- RECORDED INFORMATION -
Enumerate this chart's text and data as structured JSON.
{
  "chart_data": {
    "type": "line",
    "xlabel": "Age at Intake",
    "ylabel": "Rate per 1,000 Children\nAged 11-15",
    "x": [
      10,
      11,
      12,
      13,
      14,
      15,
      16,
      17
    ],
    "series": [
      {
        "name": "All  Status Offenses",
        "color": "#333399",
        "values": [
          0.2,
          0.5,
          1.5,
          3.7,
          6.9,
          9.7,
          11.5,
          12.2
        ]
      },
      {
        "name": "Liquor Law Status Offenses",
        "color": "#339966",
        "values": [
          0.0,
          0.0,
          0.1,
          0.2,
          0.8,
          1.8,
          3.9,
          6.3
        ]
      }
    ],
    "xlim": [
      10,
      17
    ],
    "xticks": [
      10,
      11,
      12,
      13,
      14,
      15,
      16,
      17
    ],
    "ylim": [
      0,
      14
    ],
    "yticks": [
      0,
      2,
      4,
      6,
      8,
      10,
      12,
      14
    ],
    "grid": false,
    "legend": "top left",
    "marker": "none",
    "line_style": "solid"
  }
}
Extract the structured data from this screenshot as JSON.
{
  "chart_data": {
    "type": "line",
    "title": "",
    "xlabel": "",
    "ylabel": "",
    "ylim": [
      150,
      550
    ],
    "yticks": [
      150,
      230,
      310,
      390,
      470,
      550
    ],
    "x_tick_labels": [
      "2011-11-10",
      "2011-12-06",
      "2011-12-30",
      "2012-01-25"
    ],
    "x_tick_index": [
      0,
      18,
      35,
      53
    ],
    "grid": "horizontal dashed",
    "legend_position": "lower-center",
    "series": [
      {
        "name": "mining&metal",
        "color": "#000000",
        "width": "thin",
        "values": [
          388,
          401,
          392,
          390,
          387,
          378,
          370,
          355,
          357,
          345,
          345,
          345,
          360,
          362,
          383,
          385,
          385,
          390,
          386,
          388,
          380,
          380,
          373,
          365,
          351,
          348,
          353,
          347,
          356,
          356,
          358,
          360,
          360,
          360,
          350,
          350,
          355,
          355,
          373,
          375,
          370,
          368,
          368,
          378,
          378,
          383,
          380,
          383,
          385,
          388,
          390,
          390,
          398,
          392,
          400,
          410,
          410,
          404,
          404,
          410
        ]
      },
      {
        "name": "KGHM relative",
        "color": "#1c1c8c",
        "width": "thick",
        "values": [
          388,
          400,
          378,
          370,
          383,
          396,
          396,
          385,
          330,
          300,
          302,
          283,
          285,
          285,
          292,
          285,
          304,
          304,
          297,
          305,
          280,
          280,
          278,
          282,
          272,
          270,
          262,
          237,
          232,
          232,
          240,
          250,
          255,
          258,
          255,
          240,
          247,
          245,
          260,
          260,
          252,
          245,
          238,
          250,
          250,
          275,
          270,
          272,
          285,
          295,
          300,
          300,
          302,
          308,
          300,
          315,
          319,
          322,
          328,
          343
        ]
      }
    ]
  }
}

- EXERCISE DIRECTIONS -
Return all lines containing "JSON".

- ANSWER TO THE TASK -
Enumerate this chart's text and data as structured JSON.
Extract the structured data from this screenshot as JSON.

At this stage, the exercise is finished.